## WRITTEN EXERCISE
Set the data down again, exactly as it reads, but without the pictures.

## DATA LISTING
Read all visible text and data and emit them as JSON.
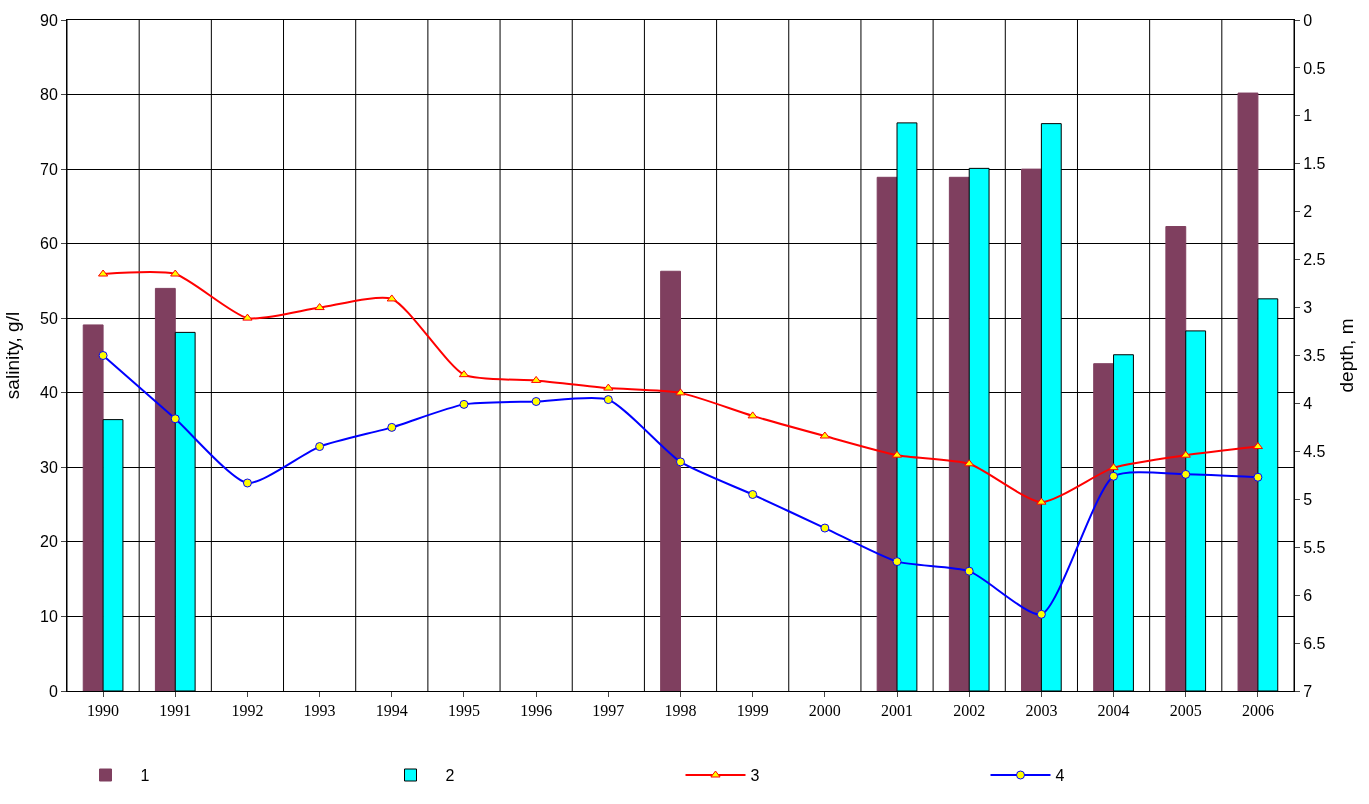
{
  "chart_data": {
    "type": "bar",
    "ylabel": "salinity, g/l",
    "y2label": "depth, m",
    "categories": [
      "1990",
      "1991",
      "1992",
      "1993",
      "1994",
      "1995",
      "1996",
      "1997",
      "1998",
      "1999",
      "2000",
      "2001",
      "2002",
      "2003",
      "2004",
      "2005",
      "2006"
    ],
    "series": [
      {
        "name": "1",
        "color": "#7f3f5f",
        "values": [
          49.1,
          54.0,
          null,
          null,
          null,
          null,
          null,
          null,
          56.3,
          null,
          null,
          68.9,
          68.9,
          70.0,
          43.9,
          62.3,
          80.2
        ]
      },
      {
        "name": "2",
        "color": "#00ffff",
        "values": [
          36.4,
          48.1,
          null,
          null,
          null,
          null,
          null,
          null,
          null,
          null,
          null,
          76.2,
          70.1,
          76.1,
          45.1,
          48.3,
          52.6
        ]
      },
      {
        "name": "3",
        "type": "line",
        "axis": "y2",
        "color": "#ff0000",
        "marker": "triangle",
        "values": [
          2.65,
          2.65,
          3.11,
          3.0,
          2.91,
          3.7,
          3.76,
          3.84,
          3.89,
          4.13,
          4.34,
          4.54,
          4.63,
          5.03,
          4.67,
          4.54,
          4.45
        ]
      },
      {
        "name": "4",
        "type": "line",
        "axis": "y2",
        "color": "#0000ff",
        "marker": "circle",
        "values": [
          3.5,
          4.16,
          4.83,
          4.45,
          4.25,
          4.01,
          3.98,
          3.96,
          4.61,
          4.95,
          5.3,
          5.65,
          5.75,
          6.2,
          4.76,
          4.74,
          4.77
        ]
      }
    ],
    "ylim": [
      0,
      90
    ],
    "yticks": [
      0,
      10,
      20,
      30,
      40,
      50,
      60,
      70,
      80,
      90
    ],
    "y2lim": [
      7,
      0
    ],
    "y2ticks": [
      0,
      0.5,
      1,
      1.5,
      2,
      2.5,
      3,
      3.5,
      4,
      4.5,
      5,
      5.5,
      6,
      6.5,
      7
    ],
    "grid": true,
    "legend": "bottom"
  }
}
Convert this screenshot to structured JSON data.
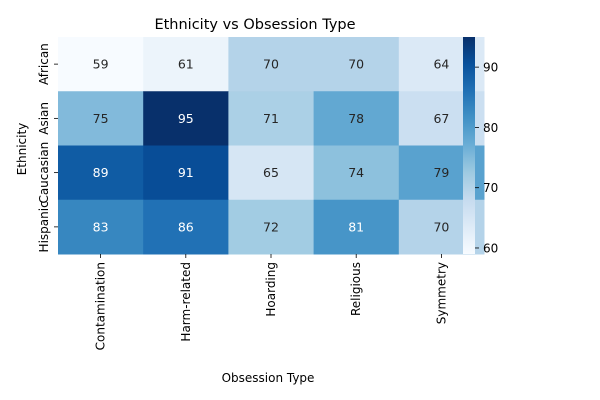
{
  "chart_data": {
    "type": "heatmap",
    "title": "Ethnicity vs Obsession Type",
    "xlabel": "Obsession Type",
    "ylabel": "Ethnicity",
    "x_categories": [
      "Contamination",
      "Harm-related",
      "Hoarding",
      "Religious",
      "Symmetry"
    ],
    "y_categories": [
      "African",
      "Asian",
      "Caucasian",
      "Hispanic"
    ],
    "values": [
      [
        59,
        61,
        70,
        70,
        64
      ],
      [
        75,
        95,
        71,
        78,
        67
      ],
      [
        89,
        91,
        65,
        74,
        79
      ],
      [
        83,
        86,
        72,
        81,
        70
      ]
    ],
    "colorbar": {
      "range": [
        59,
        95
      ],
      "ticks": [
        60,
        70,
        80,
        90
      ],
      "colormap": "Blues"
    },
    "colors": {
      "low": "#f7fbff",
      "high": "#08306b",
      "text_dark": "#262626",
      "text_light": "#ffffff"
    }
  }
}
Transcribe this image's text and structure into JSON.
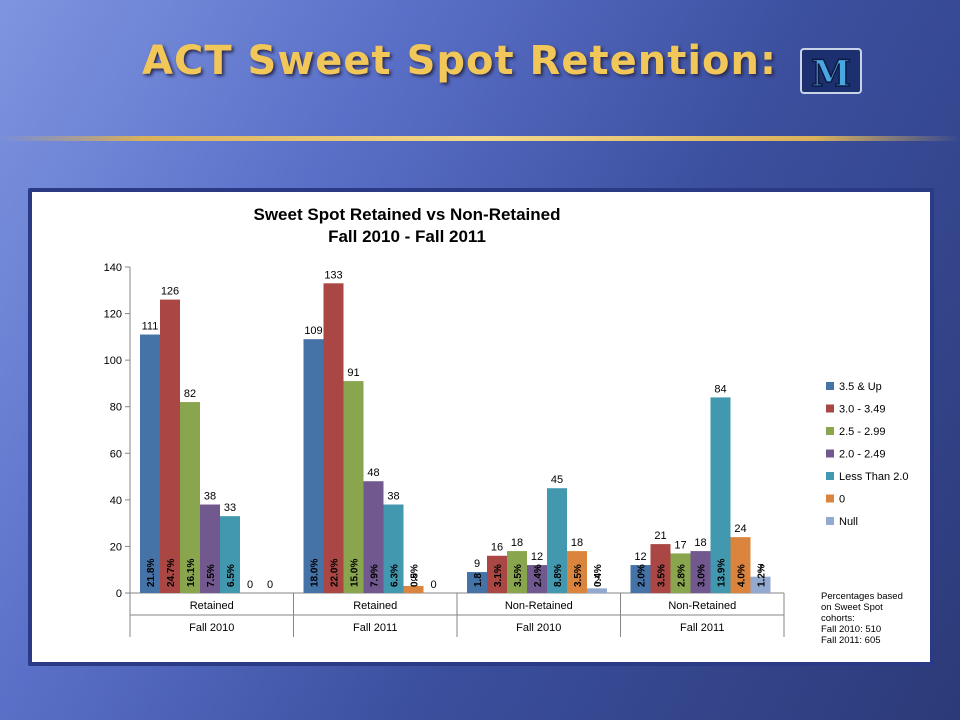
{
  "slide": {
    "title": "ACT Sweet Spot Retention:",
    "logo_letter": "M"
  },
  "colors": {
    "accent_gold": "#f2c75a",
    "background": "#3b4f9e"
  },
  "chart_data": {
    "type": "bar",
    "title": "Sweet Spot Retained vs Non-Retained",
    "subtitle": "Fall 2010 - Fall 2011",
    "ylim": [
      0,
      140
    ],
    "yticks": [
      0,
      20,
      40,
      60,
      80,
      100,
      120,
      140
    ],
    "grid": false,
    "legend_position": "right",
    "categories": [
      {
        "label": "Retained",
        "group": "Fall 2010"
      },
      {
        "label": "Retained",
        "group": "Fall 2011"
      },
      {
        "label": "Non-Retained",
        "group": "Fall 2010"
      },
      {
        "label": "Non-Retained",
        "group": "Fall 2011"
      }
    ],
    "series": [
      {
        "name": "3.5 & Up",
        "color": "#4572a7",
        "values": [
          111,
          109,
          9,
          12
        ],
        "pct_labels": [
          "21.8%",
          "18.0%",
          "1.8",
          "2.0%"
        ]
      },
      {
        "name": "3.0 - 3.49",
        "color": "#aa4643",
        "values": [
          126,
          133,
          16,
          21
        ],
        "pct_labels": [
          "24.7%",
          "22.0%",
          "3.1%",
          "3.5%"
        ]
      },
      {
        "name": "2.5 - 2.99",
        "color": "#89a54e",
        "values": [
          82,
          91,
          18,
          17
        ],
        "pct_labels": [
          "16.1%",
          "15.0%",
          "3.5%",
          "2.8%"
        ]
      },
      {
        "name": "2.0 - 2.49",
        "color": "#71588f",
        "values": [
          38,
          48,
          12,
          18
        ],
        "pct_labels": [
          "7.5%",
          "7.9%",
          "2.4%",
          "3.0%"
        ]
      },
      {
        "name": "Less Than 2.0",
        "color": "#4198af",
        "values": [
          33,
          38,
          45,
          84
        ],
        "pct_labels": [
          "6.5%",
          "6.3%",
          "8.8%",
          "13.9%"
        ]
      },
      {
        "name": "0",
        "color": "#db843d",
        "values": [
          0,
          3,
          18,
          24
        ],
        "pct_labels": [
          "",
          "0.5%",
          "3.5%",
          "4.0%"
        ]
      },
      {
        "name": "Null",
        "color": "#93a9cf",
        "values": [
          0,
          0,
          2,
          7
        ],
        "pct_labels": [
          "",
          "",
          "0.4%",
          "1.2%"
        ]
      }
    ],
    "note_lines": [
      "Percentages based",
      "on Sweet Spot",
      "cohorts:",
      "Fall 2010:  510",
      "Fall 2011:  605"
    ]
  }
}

## COMPLETED EXERCISE
Read all visible text and data and emit them as JSON.
{
  "chart_data": {
    "type": "bar",
    "ylabel": "salinity, g/l",
    "y2label": "depth, m",
    "categories": [
      "1990",
      "1991",
      "1992",
      "1993",
      "1994",
      "1995",
      "1996",
      "1997",
      "1998",
      "1999",
      "2000",
      "2001",
      "2002",
      "2003",
      "2004",
      "2005",
      "2006"
    ],
    "series": [
      {
        "name": "1",
        "color": "#7f3f5f",
        "values": [
          49.1,
          54.0,
          null,
          null,
          null,
          null,
          null,
          null,
          56.3,
          null,
          null,
          68.9,
          68.9,
          70.0,
          43.9,
          62.3,
          80.2
        ]
      },
      {
        "name": "2",
        "color": "#00ffff",
        "values": [
          36.4,
          48.1,
          null,
          null,
          null,
          null,
          null,
          null,
          null,
          null,
          null,
          76.2,
          70.1,
          76.1,
          45.1,
          48.3,
          52.6
        ]
      },
      {
        "name": "3",
        "type": "line",
        "axis": "y2",
        "color": "#ff0000",
        "marker": "triangle",
        "values": [
          2.65,
          2.65,
          3.11,
          3.0,
          2.91,
          3.7,
          3.76,
          3.84,
          3.89,
          4.13,
          4.34,
          4.54,
          4.63,
          5.03,
          4.67,
          4.54,
          4.45
        ]
      },
      {
        "name": "4",
        "type": "line",
        "axis": "y2",
        "color": "#0000ff",
        "marker": "circle",
        "values": [
          3.5,
          4.16,
          4.83,
          4.45,
          4.25,
          4.01,
          3.98,
          3.96,
          4.61,
          4.95,
          5.3,
          5.65,
          5.75,
          6.2,
          4.76,
          4.74,
          4.77
        ]
      }
    ],
    "ylim": [
      0,
      90
    ],
    "yticks": [
      0,
      10,
      20,
      30,
      40,
      50,
      60,
      70,
      80,
      90
    ],
    "y2lim": [
      7,
      0
    ],
    "y2ticks": [
      0,
      0.5,
      1,
      1.5,
      2,
      2.5,
      3,
      3.5,
      4,
      4.5,
      5,
      5.5,
      6,
      6.5,
      7
    ],
    "grid": true,
    "legend": "bottom"
  }
}
Convert this screenshot to structured JSON data.
{
  "chart_data": {
    "type": "heatmap",
    "title": "Ethnicity vs Obsession Type",
    "xlabel": "Obsession Type",
    "ylabel": "Ethnicity",
    "x_categories": [
      "Contamination",
      "Harm-related",
      "Hoarding",
      "Religious",
      "Symmetry"
    ],
    "y_categories": [
      "African",
      "Asian",
      "Caucasian",
      "Hispanic"
    ],
    "values": [
      [
        59,
        61,
        70,
        70,
        64
      ],
      [
        75,
        95,
        71,
        78,
        67
      ],
      [
        89,
        91,
        65,
        74,
        79
      ],
      [
        83,
        86,
        72,
        81,
        70
      ]
    ],
    "colorbar": {
      "range": [
        59,
        95
      ],
      "ticks": [
        60,
        70,
        80,
        90
      ],
      "colormap": "Blues"
    },
    "colors": {
      "low": "#f7fbff",
      "high": "#08306b",
      "text_dark": "#262626",
      "text_light": "#ffffff"
    }
  }
}
Transcribe this image's text and structure into JSON.
{
  "slide": {
    "title": "ACT Sweet Spot Retention:",
    "logo_letter": "M"
  },
  "colors": {
    "accent_gold": "#f2c75a",
    "background": "#3b4f9e"
  },
  "chart_data": {
    "type": "bar",
    "title": "Sweet Spot Retained vs Non-Retained",
    "subtitle": "Fall 2010 - Fall 2011",
    "ylim": [
      0,
      140
    ],
    "yticks": [
      0,
      20,
      40,
      60,
      80,
      100,
      120,
      140
    ],
    "grid": false,
    "legend_position": "right",
    "categories": [
      {
        "label": "Retained",
        "group": "Fall 2010"
      },
      {
        "label": "Retained",
        "group": "Fall 2011"
      },
      {
        "label": "Non-Retained",
        "group": "Fall 2010"
      },
      {
        "label": "Non-Retained",
        "group": "Fall 2011"
      }
    ],
    "series": [
      {
        "name": "3.5 & Up",
        "color": "#4572a7",
        "values": [
          111,
          109,
          9,
          12
        ],
        "pct_labels": [
          "21.8%",
          "18.0%",
          "1.8",
          "2.0%"
        ]
      },
      {
        "name": "3.0 - 3.49",
        "color": "#aa4643",
        "values": [
          126,
          133,
          16,
          21
        ],
        "pct_labels": [
          "24.7%",
          "22.0%",
          "3.1%",
          "3.5%"
        ]
      },
      {
        "name": "2.5 - 2.99",
        "color": "#89a54e",
        "values": [
          82,
          91,
          18,
          17
        ],
        "pct_labels": [
          "16.1%",
          "15.0%",
          "3.5%",
          "2.8%"
        ]
      },
      {
        "name": "2.0 - 2.49",
        "color": "#71588f",
        "values": [
          38,
          48,
          12,
          18
        ],
        "pct_labels": [
          "7.5%",
          "7.9%",
          "2.4%",
          "3.0%"
        ]
      },
      {
        "name": "Less Than 2.0",
        "color": "#4198af",
        "values": [
          33,
          38,
          45,
          84
        ],
        "pct_labels": [
          "6.5%",
          "6.3%",
          "8.8%",
          "13.9%"
        ]
      },
      {
        "name": "0",
        "color": "#db843d",
        "values": [
          0,
          3,
          18,
          24
        ],
        "pct_labels": [
          "",
          "0.5%",
          "3.5%",
          "4.0%"
        ]
      },
      {
        "name": "Null",
        "color": "#93a9cf",
        "values": [
          0,
          0,
          2,
          7
        ],
        "pct_labels": [
          "",
          "",
          "0.4%",
          "1.2%"
        ]
      }
    ],
    "note_lines": [
      "Percentages based",
      "on Sweet Spot",
      "cohorts:",
      "Fall 2010:  510",
      "Fall 2011:  605"
    ]
  }
}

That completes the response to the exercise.